Reproduce the listing that follows with no differences at all.

## Start Exercise data

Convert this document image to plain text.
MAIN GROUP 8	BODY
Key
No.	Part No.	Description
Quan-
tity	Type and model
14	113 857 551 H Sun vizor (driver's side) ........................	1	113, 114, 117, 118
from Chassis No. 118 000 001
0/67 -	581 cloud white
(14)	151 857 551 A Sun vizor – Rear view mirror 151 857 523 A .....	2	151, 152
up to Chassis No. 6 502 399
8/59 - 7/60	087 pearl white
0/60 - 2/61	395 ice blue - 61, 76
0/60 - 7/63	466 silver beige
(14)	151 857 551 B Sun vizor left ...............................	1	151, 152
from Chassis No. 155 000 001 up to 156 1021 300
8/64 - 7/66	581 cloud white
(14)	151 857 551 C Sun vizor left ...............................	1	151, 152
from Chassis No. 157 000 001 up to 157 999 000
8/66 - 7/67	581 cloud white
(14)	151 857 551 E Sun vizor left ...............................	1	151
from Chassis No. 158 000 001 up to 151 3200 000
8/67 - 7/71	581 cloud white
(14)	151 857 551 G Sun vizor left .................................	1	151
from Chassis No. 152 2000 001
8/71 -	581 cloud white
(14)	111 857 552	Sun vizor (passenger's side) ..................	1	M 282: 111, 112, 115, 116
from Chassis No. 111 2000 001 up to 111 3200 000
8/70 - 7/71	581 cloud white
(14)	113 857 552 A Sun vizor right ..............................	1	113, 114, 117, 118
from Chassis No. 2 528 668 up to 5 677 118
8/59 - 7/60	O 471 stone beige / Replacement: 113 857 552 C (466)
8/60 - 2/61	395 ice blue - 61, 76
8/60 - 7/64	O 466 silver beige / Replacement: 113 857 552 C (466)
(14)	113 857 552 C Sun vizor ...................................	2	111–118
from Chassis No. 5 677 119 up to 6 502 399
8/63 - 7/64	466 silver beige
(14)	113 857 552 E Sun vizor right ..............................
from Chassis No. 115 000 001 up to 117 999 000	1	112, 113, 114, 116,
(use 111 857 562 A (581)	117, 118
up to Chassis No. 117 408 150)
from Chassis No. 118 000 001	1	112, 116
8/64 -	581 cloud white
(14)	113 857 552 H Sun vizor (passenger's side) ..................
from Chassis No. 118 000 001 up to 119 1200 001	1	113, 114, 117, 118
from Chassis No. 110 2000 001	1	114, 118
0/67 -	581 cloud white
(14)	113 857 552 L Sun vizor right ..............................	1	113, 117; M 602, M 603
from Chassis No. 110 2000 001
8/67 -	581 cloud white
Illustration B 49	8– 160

## End Exercise data

Solution to this problem:
Convert this document image to plain text.
MAIN GROUP 8	BODY
Key
No.	Part No.	Description
Quan-
tity	Type and model
14	113 857 551 H Sun vizor (driver's side) ........................	1	113, 114, 117, 118
from Chassis No. 118 000 001
0/67 -	581 cloud white
(14)	151 857 551 A Sun vizor – Rear view mirror 151 857 523 A .....	2	151, 152
up to Chassis No. 6 502 399
8/59 - 7/60	087 pearl white
0/60 - 2/61	395 ice blue - 61, 76
0/60 - 7/63	466 silver beige
(14)	151 857 551 B Sun vizor left ...............................	1	151, 152
from Chassis No. 155 000 001 up to 156 1021 300
8/64 - 7/66	581 cloud white
(14)	151 857 551 C Sun vizor left ...............................	1	151, 152
from Chassis No. 157 000 001 up to 157 999 000
8/66 - 7/67	581 cloud white
(14)	151 857 551 E Sun vizor left ...............................	1	151
from Chassis No. 158 000 001 up to 151 3200 000
8/67 - 7/71	581 cloud white
(14)	151 857 551 G Sun vizor left .................................	1	151
from Chassis No. 152 2000 001
8/71 -	581 cloud white
(14)	111 857 552	Sun vizor (passenger's side) ..................	1	M 282: 111, 112, 115, 116
from Chassis No. 111 2000 001 up to 111 3200 000
8/70 - 7/71	581 cloud white
(14)	113 857 552 A Sun vizor right ..............................	1	113, 114, 117, 118
from Chassis No. 2 528 668 up to 5 677 118
8/59 - 7/60	O 471 stone beige / Replacement: 113 857 552 C (466)
8/60 - 2/61	395 ice blue - 61, 76
8/60 - 7/64	O 466 silver beige / Replacement: 113 857 552 C (466)
(14)	113 857 552 C Sun vizor ...................................	2	111–118
from Chassis No. 5 677 119 up to 6 502 399
8/63 - 7/64	466 silver beige
(14)	113 857 552 E Sun vizor right ..............................
from Chassis No. 115 000 001 up to 117 999 000	1	112, 113, 114, 116,
(use 111 857 562 A (581)	117, 118
up to Chassis No. 117 408 150)
from Chassis No. 118 000 001	1	112, 116
8/64 -	581 cloud white
(14)	113 857 552 H Sun vizor (passenger's side) ..................
from Chassis No. 118 000 001 up to 119 1200 001	1	113, 114, 117, 118
from Chassis No. 110 2000 001	1	114, 118
0/67 -	581 cloud white
(14)	113 857 552 L Sun vizor right ..............................	1	113, 117; M 602, M 603
from Chassis No. 110 2000 001
8/67 -	581 cloud white
Illustration B 49	8– 160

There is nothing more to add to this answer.